Reproduce the entries exactly.

^^^^^^^^

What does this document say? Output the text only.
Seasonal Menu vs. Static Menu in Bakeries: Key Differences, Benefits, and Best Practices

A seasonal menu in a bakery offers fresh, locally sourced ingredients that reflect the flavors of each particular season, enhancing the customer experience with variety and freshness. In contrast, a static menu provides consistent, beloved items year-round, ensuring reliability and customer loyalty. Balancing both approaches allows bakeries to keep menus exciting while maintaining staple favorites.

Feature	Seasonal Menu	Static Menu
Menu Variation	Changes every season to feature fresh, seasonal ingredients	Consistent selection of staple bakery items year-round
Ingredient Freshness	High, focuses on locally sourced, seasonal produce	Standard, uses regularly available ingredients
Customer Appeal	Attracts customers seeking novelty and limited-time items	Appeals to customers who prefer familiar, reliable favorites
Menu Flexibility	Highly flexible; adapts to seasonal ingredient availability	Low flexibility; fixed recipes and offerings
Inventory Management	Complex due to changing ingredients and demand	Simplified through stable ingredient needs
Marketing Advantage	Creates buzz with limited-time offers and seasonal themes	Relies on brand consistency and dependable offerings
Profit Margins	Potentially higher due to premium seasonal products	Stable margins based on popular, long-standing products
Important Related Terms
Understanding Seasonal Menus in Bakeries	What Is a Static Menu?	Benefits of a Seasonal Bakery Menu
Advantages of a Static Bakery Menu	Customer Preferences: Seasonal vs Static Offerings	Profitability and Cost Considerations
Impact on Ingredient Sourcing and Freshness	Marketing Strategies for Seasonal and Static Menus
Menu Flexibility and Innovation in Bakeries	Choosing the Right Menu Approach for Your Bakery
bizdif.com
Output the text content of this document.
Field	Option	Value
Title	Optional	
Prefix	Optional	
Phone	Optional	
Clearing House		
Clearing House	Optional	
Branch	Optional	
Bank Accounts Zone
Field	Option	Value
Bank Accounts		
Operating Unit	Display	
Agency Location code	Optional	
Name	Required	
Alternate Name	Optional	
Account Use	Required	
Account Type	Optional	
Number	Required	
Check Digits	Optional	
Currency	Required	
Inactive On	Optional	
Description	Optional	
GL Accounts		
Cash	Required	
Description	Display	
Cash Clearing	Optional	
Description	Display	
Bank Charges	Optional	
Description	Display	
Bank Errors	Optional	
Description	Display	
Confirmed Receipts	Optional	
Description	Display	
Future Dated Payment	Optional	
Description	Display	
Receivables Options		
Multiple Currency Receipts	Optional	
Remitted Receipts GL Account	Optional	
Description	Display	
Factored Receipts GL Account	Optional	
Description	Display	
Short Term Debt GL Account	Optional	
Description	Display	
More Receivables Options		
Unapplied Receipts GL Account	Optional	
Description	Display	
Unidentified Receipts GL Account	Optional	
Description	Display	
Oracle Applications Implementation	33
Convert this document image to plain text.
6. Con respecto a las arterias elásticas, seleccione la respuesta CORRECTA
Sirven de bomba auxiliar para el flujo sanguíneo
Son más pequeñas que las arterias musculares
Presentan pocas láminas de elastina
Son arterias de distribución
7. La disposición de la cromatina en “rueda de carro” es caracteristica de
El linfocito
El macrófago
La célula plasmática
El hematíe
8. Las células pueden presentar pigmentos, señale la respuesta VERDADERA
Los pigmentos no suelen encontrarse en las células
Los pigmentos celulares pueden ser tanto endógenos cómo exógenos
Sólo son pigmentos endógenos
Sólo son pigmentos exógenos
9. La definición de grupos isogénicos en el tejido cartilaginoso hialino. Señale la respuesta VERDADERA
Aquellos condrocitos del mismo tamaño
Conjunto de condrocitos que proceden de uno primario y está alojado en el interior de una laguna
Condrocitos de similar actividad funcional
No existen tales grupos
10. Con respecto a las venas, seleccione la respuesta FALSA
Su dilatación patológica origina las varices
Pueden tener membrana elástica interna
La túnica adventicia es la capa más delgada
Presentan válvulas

^^^^^^^^

*SOLUTION FOR THIS TASK:*
What does this document say? Output the text only.
Seasonal Menu vs. Static Menu in Bakeries: Key Differences, Benefits, and Best Practices

A seasonal menu in a bakery offers fresh, locally sourced ingredients that reflect the flavors of each particular season, enhancing the customer experience with variety and freshness. In contrast, a static menu provides consistent, beloved items year-round, ensuring reliability and customer loyalty. Balancing both approaches allows bakeries to keep menus exciting while maintaining staple favorites.

Feature	Seasonal Menu	Static Menu
Menu Variation	Changes every season to feature fresh, seasonal ingredients	Consistent selection of staple bakery items year-round
Ingredient Freshness	High, focuses on locally sourced, seasonal produce	Standard, uses regularly available ingredients
Customer Appeal	Attracts customers seeking novelty and limited-time items	Appeals to customers who prefer familiar, reliable favorites
Menu Flexibility	Highly flexible; adapts to seasonal ingredient availability	Low flexibility; fixed recipes and offerings
Inventory Management	Complex due to changing ingredients and demand	Simplified through stable ingredient needs
Marketing Advantage	Creates buzz with limited-time offers and seasonal themes	Relies on brand consistency and dependable offerings
Profit Margins	Potentially higher due to premium seasonal products	Stable margins based on popular, long-standing products
Important Related Terms
Understanding Seasonal Menus in Bakeries	What Is a Static Menu?	Benefits of a Seasonal Bakery Menu
Advantages of a Static Bakery Menu	Customer Preferences: Seasonal vs Static Offerings	Profitability and Cost Considerations
Impact on Ingredient Sourcing and Freshness	Marketing Strategies for Seasonal and Static Menus
Menu Flexibility and Innovation in Bakeries	Choosing the Right Menu Approach for Your Bakery
bizdif.com
Output the text content of this document.
Field	Option	Value
Title	Optional	
Prefix	Optional	
Phone	Optional	
Clearing House		
Clearing House	Optional	
Branch	Optional	
Bank Accounts Zone
Field	Option	Value
Bank Accounts		
Operating Unit	Display	
Agency Location code	Optional	
Name	Required	
Alternate Name	Optional	
Account Use	Required	
Account Type	Optional	
Number	Required	
Check Digits	Optional	
Currency	Required	
Inactive On	Optional	
Description	Optional	
GL Accounts		
Cash	Required	
Description	Display	
Cash Clearing	Optional	
Description	Display	
Bank Charges	Optional	
Description	Display	
Bank Errors	Optional	
Description	Display	
Confirmed Receipts	Optional	
Description	Display	
Future Dated Payment	Optional	
Description	Display	
Receivables Options		
Multiple Currency Receipts	Optional	
Remitted Receipts GL Account	Optional	
Description	Display	
Factored Receipts GL Account	Optional	
Description	Display	
Short Term Debt GL Account	Optional	
Description	Display	
More Receivables Options		
Unapplied Receipts GL Account	Optional	
Description	Display	
Unidentified Receipts GL Account	Optional	
Description	Display	
Oracle Applications Implementation	33
Convert this document image to plain text.
6. Con respecto a las arterias elásticas, seleccione la respuesta CORRECTA
Sirven de bomba auxiliar para el flujo sanguíneo
Son más pequeñas que las arterias musculares
Presentan pocas láminas de elastina
Son arterias de distribución
7. La disposición de la cromatina en “rueda de carro” es caracteristica de
El linfocito
El macrófago
La célula plasmática
El hematíe
8. Las células pueden presentar pigmentos, señale la respuesta VERDADERA
Los pigmentos no suelen encontrarse en las células
Los pigmentos celulares pueden ser tanto endógenos cómo exógenos
Sólo son pigmentos endógenos
Sólo son pigmentos exógenos
9. La definición de grupos isogénicos en el tejido cartilaginoso hialino. Señale la respuesta VERDADERA
Aquellos condrocitos del mismo tamaño
Conjunto de condrocitos que proceden de uno primario y está alojado en el interior de una laguna
Condrocitos de similar actividad funcional
No existen tales grupos
10. Con respecto a las venas, seleccione la respuesta FALSA
Su dilatación patológica origina las varices
Pueden tener membrana elástica interna
La túnica adventicia es la capa más delgada
Presentan válvulas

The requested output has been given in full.